##### SOURCE RECORDS

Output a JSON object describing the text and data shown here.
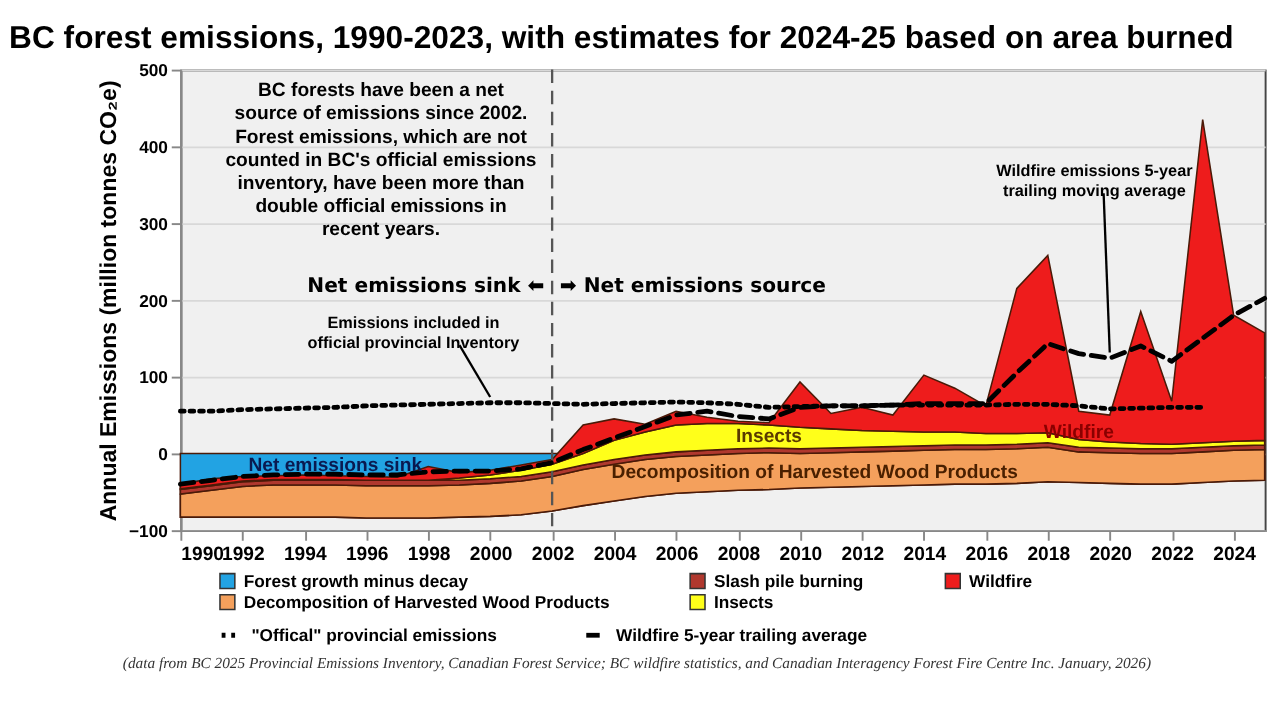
{
  "chart_data": {
    "type": "area",
    "stacked": true,
    "title": "BC forest emissions, 1990-2023, with estimates for 2024-25 based on area burned",
    "ylabel": "Annual Emissions (million tonnes CO₂e)",
    "x": [
      1990,
      1991,
      1992,
      1993,
      1994,
      1995,
      1996,
      1997,
      1998,
      1999,
      2000,
      2001,
      2002,
      2003,
      2004,
      2005,
      2006,
      2007,
      2008,
      2009,
      2010,
      2011,
      2012,
      2013,
      2014,
      2015,
      2016,
      2017,
      2018,
      2019,
      2020,
      2021,
      2022,
      2023,
      2024,
      2025
    ],
    "xlim": [
      1990,
      2025
    ],
    "xticks": [
      1990,
      1992,
      1994,
      1996,
      1998,
      2000,
      2002,
      2004,
      2006,
      2008,
      2010,
      2012,
      2014,
      2016,
      2018,
      2020,
      2022,
      2024
    ],
    "ylim": [
      -100,
      500
    ],
    "yticks": [
      -100,
      0,
      100,
      200,
      300,
      400,
      500
    ],
    "grid": "y",
    "legend": "bottom",
    "series": [
      {
        "name": "Forest growth minus decay",
        "color": "#22a3e3",
        "values": [
          -83,
          -83,
          -83,
          -83,
          -83,
          -83,
          -84,
          -84,
          -84,
          -83,
          -82,
          -80,
          -75,
          -68,
          -62,
          -56,
          -52,
          -50,
          -48,
          -47,
          -45,
          -44,
          -43,
          -42,
          -41,
          -40,
          -40,
          -39,
          -37,
          -38,
          -39,
          -40,
          -40,
          -38,
          -36,
          -35
        ]
      },
      {
        "name": "Decomposition of Harvested Wood Products",
        "color": "#f4a05c",
        "values": [
          30,
          35,
          40,
          42,
          42,
          42,
          42,
          42,
          42,
          42,
          43,
          44,
          45,
          47,
          48,
          48,
          48,
          48,
          48,
          48,
          45,
          45,
          45,
          45,
          45,
          45,
          45,
          45,
          45,
          40,
          40,
          40,
          40,
          40,
          40,
          40
        ]
      },
      {
        "name": "Slash pile burning",
        "color": "#b0382e",
        "values": [
          6,
          6,
          6,
          6,
          6,
          6,
          7,
          7,
          7,
          6,
          6,
          6,
          6,
          6,
          6,
          6,
          6,
          6,
          6,
          6,
          6,
          6,
          6,
          6,
          6,
          6,
          6,
          6,
          6,
          6,
          6,
          6,
          6,
          6,
          6,
          6
        ]
      },
      {
        "name": "Insects",
        "color": "#ffff1a",
        "values": [
          1,
          1,
          1,
          1,
          1,
          1,
          0,
          0,
          0,
          3,
          5,
          8,
          10,
          15,
          25,
          30,
          35,
          35,
          33,
          30,
          28,
          25,
          22,
          20,
          18,
          17,
          15,
          14,
          13,
          10,
          8,
          7,
          6,
          6,
          6,
          6
        ]
      },
      {
        "name": "Wildfire",
        "color": "#ee1c1c",
        "values": [
          6,
          8,
          6,
          5,
          6,
          5,
          5,
          4,
          18,
          7,
          6,
          7,
          6,
          37,
          28,
          10,
          18,
          8,
          3,
          3,
          59,
          20,
          30,
          21,
          74,
          57,
          36,
          189,
          231,
          37,
          35,
          172,
          56,
          421,
          164,
          140
        ]
      },
      {
        "name": "\"Offical\" provincial emissions",
        "type": "line",
        "line_style": "dotted",
        "color": "#000000",
        "x": [
          1990,
          1991,
          1992,
          1993,
          1994,
          1995,
          1996,
          1997,
          1998,
          1999,
          2000,
          2001,
          2002,
          2003,
          2004,
          2005,
          2006,
          2007,
          2008,
          2009,
          2010,
          2011,
          2012,
          2013,
          2014,
          2015,
          2016,
          2017,
          2018,
          2019,
          2020,
          2021,
          2022,
          2023
        ],
        "values": [
          55,
          55,
          57,
          58,
          59,
          60,
          62,
          63,
          64,
          65,
          66,
          66,
          65,
          64,
          65,
          66,
          67,
          66,
          64,
          60,
          61,
          62,
          62,
          63,
          63,
          63,
          63,
          64,
          64,
          62,
          58,
          59,
          60,
          60
        ]
      },
      {
        "name": "Wildfire 5-year trailing average",
        "type": "line",
        "line_style": "dashed",
        "color": "#000000",
        "values": [
          -40,
          -35,
          -30,
          -28,
          -27,
          -27,
          -28,
          -28,
          -24,
          -23,
          -23,
          -20,
          -12,
          5,
          20,
          35,
          50,
          55,
          48,
          45,
          60,
          62,
          62,
          63,
          65,
          65,
          65,
          105,
          143,
          130,
          124,
          140,
          120,
          150,
          180,
          202
        ]
      }
    ],
    "ref_lines": [
      {
        "axis": "x",
        "value": 2002,
        "line_style": "dashed",
        "color": "#555555"
      }
    ],
    "annotations": [
      "BC forests have been a net\nsource of emissions since 2002.\nForest emissions, which are not\ncounted in BC's official emissions\ninventory, have been more than\ndouble official emissions in\nrecent years.",
      "Net emissions sink ⬅",
      "➡ Net emissions source",
      {
        "text": "Emissions included in\nofficial provincial Inventory",
        "x": 2000,
        "y": 66
      },
      {
        "text": "Wildfire emissions 5-year\ntrailing moving average",
        "x": 2020,
        "y": 124
      },
      {
        "text": "Net emissions sink",
        "x": 1995,
        "y": -15
      },
      {
        "text": "Insects",
        "x": 2009,
        "y": 22
      },
      {
        "text": "Wildfire",
        "x": 2019,
        "y": 28
      },
      "Decomposition of Harvested Wood Products",
      "(data from BC 2025 Provincial Emissions Inventory, Canadian Forest Service; BC wildfire statistics, and Canadian Interagency Forest Fire Centre Inc. January, 2026)"
    ]
  }
}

##########

TASK GOAL: Extract from the data every line where "color" shows up.

ANSWER TO THIS TASK:
        "color": "#22a3e3",
        "color": "#f4a05c",
        "color": "#b0382e",
        "color": "#ffff1a",
        "color": "#ee1c1c",
        "color": "#000000",
        "color": "#000000",
        "color": "#555555"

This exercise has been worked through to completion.